In all states, North and South, there were other obstacles that made the abolition of slavery a difficult – and possibly dangerous, as some Americans believed – endeavor. Benjamin Franklin, a staunch opponent of slavery, wrote, “Slavery is such an atrocious debasement of human nature, that its very extirpation, if not performed with solicitous care, may sometimes open a source of serious evils.” Although Franklin understood that slavery was grossly unjust, he believed that immediate abolition would have dangerous consequences for all, including the freed slaves themselves. Slaves were not prepared, Franklin believed, to make good citizens, because their condition as slaves – “treated as a brute animal” and “accustomed to move like a mere machine, by the will of a master” – meant that they were not accustomed to making choices in life by the free use of their own natural faculties. Franklin understood that the moral and intellectual condition of slaves was a result of the degraded existence and lack of education forced upon them by their masters, and not the result of “natural” differences between the white and black races. Other founders agreed, including Alexander Hamilton, who wrote that “their natural faculties are as good as ours.” Thomas Jefferson also came to believe that slaves’ lack of “cultivation” was the result of their condition and not nature; even so, Jefferson wrote, “whatever be their degree of talent it is no measure of their rights. Because Sir Isaac Newton was superior to others in understanding, he was not therefore lord of the person or property of others.” All of this made it all the more pressing to find a way to eliminate slavery. To successfully pave the way for eventual and gradual emancipation, Franklin wrote that Americans had a “serious duty” to “instruct, to advise, to qualify those who have been restored to freedom, for the exercise and enjoyment of civil liberty; to promote in them habits of industry … and to procure their children an education calculated for their future situation in life … which we conceive will essentially promote the public good, and the happiness of these our hitherto too much neglected fellow-creatures.”

* _Data lines_
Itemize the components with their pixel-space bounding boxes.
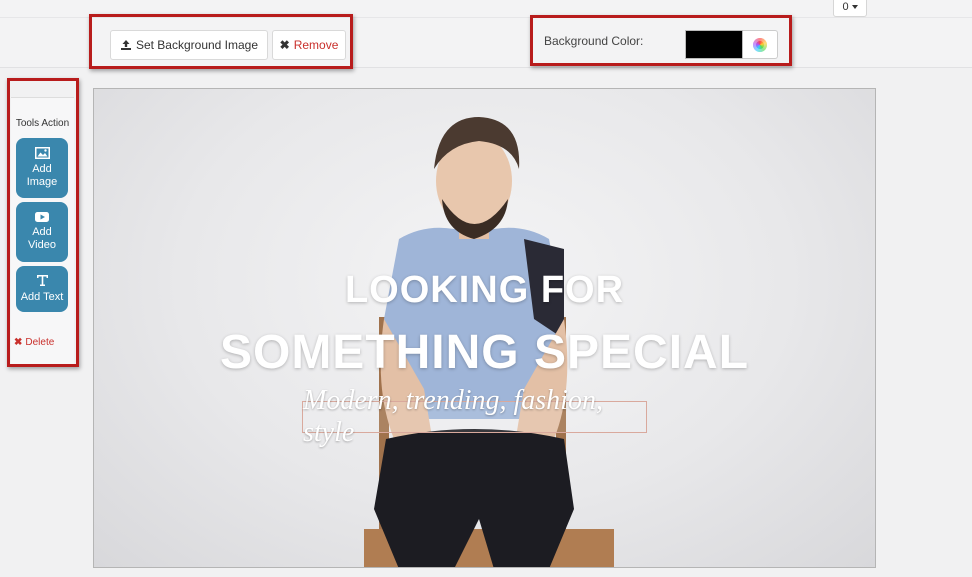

* _Requests_
**1.** Please answer these from the passage on the founders and slavery:
(a) What did Franklin call slavery in the quoted sentence?
(b) Which founder wrote that "their natural faculties are as good as ours"?
(c) Whom did Jefferson cite as superior in understanding but not therefore lord of others?
**2.** List every person named in the passage on the founders and slavery.

* _List of solutions_
**1.**
(a) "such an atrocious debasement of human nature"
(b) Alexander Hamilton
(c) Sir Isaac Newton

**2.** Benjamin Franklin, Alexander Hamilton, Thomas Jefferson, Sir Isaac Newton